===== Provided material =====

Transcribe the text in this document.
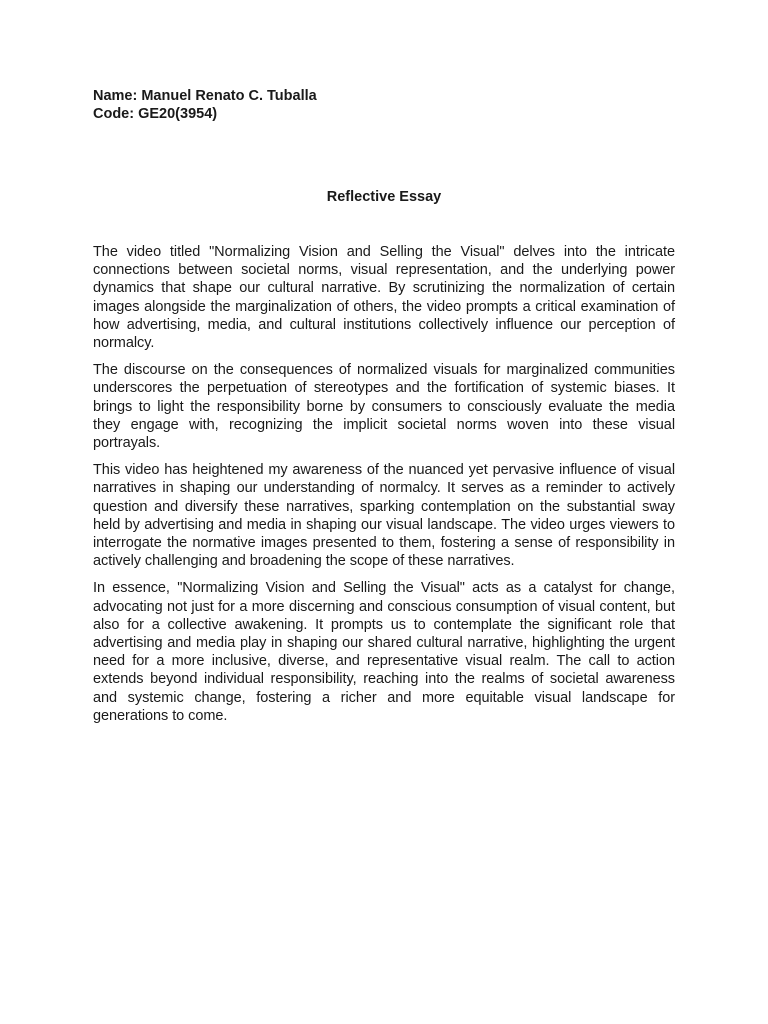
Name: Manuel Renato C. Tuballa
Code: GE20(3954)
Reflective Essay

The video titled "Normalizing Vision and Selling the Visual" delves into the intricate connections between societal norms, visual representation, and the underlying power dynamics that shape our cultural narrative. By scrutinizing the normalization of certain images alongside the marginalization of others, the video prompts a critical examination of how advertising, media, and cultural institutions collectively influence our perception of normalcy.

The discourse on the consequences of normalized visuals for marginalized communities underscores the perpetuation of stereotypes and the fortification of systemic biases. It brings to light the responsibility borne by consumers to consciously evaluate the media they engage with, recognizing the implicit societal norms woven into these visual portrayals.

This video has heightened my awareness of the nuanced yet pervasive influence of visual narratives in shaping our understanding of normalcy. It serves as a reminder to actively question and diversify these narratives, sparking contemplation on the substantial sway held by advertising and media in shaping our visual landscape. The video urges viewers to interrogate the normative images presented to them, fostering a sense of responsibility in actively challenging and broadening the scope of these narratives.

In essence, "Normalizing Vision and Selling the Visual" acts as a catalyst for change, advocating not just for a more discerning and conscious consumption of visual content, but also for a collective awakening. It prompts us to contemplate the significant role that advertising and media play in shaping our shared cultural narrative, highlighting the urgent need for a more inclusive, diverse, and representative visual realm. The call to action extends beyond individual responsibility, reaching into the realms of societal awareness and systemic change, fostering a richer and more equitable visual landscape for generations to come.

=====

Exercise objective -
Among the entries above, identify all lines with "Selling" and copy them.

Result -
The video titled "Normalizing Vision and Selling the Visual" delves into the intricate connections between societal norms, visual representation, and the underlying power dynamics that shape our cultural narrative. By scrutinizing the normalization of certain images alongside the marginalization of others, the video prompts a critical examination of how advertising, media, and cultural institutions collectively influence our perception of normalcy.
In essence, "Normalizing Vision and Selling the Visual" acts as a catalyst for change, advocating not just for a more discerning and conscious consumption of visual content, but also for a collective awakening. It prompts us to contemplate the significant role that advertising and media play in shaping our shared cultural narrative, highlighting the urgent need for a more inclusive, diverse, and representative visual realm. The call to action extends beyond individual responsibility, reaching into the realms of societal awareness and systemic change, fostering a richer and more equitable visual landscape for generations to come.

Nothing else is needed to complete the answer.